** DATA FOR THE TASK **

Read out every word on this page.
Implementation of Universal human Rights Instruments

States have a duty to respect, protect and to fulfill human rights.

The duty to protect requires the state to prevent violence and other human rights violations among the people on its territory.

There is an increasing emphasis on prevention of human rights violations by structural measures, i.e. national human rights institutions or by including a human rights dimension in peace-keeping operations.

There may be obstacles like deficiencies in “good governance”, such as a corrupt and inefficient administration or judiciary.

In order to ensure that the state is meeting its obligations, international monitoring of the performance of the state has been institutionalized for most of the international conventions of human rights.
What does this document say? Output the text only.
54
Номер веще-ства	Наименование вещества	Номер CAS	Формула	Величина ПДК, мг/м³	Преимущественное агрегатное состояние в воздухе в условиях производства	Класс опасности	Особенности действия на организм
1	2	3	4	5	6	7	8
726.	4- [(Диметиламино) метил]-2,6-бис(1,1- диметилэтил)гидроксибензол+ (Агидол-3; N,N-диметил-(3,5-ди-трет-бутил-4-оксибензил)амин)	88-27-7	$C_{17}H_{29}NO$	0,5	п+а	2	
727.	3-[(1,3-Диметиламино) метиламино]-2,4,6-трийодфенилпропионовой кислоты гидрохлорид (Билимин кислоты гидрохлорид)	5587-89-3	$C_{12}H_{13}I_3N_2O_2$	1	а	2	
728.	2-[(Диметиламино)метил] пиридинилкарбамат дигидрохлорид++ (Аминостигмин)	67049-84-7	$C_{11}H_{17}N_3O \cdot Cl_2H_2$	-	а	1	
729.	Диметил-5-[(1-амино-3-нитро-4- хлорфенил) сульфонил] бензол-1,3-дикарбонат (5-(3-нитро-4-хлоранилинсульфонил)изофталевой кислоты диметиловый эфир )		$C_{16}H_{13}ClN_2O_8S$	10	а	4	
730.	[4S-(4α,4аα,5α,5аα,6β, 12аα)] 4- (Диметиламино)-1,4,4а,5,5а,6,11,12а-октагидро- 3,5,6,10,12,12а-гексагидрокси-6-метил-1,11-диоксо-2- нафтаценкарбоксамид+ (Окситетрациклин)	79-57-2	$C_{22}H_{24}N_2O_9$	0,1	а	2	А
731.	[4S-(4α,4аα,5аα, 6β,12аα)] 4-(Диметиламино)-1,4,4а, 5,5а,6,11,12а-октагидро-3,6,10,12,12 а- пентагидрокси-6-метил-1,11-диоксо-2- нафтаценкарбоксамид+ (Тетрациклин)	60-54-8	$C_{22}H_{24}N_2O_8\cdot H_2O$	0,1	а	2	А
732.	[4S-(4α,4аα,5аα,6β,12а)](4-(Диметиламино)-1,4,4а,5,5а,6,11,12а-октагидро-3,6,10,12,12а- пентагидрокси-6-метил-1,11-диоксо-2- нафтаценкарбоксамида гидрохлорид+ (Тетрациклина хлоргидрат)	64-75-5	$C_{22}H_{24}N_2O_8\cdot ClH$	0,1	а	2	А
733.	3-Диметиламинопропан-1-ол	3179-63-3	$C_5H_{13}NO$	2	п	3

** REQUIREMENT **
Transcribe all of the entries without altering anything.

** THE OUTPUT **
Read out every word on this page.
Implementation of Universal human Rights Instruments

States have a duty to respect, protect and to fulfill human rights.

The duty to protect requires the state to prevent violence and other human rights violations among the people on its territory.

There is an increasing emphasis on prevention of human rights violations by structural measures, i.e. national human rights institutions or by including a human rights dimension in peace-keeping operations.

There may be obstacles like deficiencies in “good governance”, such as a corrupt and inefficient administration or judiciary.

In order to ensure that the state is meeting its obligations, international monitoring of the performance of the state has been institutionalized for most of the international conventions of human rights.
What does this document say? Output the text only.
54
Номер веще-ства	Наименование вещества	Номер CAS	Формула	Величина ПДК, мг/м³	Преимущественное агрегатное состояние в воздухе в условиях производства	Класс опасности	Особенности действия на организм
1	2	3	4	5	6	7	8
726.	4- [(Диметиламино) метил]-2,6-бис(1,1- диметилэтил)гидроксибензол+ (Агидол-3; N,N-диметил-(3,5-ди-трет-бутил-4-оксибензил)амин)	88-27-7	$C_{17}H_{29}NO$	0,5	п+а	2	
727.	3-[(1,3-Диметиламино) метиламино]-2,4,6-трийодфенилпропионовой кислоты гидрохлорид (Билимин кислоты гидрохлорид)	5587-89-3	$C_{12}H_{13}I_3N_2O_2$	1	а	2	
728.	2-[(Диметиламино)метил] пиридинилкарбамат дигидрохлорид++ (Аминостигмин)	67049-84-7	$C_{11}H_{17}N_3O \cdot Cl_2H_2$	-	а	1	
729.	Диметил-5-[(1-амино-3-нитро-4- хлорфенил) сульфонил] бензол-1,3-дикарбонат (5-(3-нитро-4-хлоранилинсульфонил)изофталевой кислоты диметиловый эфир )		$C_{16}H_{13}ClN_2O_8S$	10	а	4	
730.	[4S-(4α,4аα,5α,5аα,6β, 12аα)] 4- (Диметиламино)-1,4,4а,5,5а,6,11,12а-октагидро- 3,5,6,10,12,12а-гексагидрокси-6-метил-1,11-диоксо-2- нафтаценкарбоксамид+ (Окситетрациклин)	79-57-2	$C_{22}H_{24}N_2O_9$	0,1	а	2	А
731.	[4S-(4α,4аα,5аα, 6β,12аα)] 4-(Диметиламино)-1,4,4а, 5,5а,6,11,12а-октагидро-3,6,10,12,12 а- пентагидрокси-6-метил-1,11-диоксо-2- нафтаценкарбоксамид+ (Тетрациклин)	60-54-8	$C_{22}H_{24}N_2O_8\cdot H_2O$	0,1	а	2	А
732.	[4S-(4α,4аα,5аα,6β,12а)](4-(Диметиламино)-1,4,4а,5,5а,6,11,12а-октагидро-3,6,10,12,12а- пентагидрокси-6-метил-1,11-диоксо-2- нафтаценкарбоксамида гидрохлорид+ (Тетрациклина хлоргидрат)	64-75-5	$C_{22}H_{24}N_2O_8\cdot ClH$	0,1	а	2	А
733.	3-Диметиламинопропан-1-ол	3179-63-3	$C_5H_{13}NO$	2	п	3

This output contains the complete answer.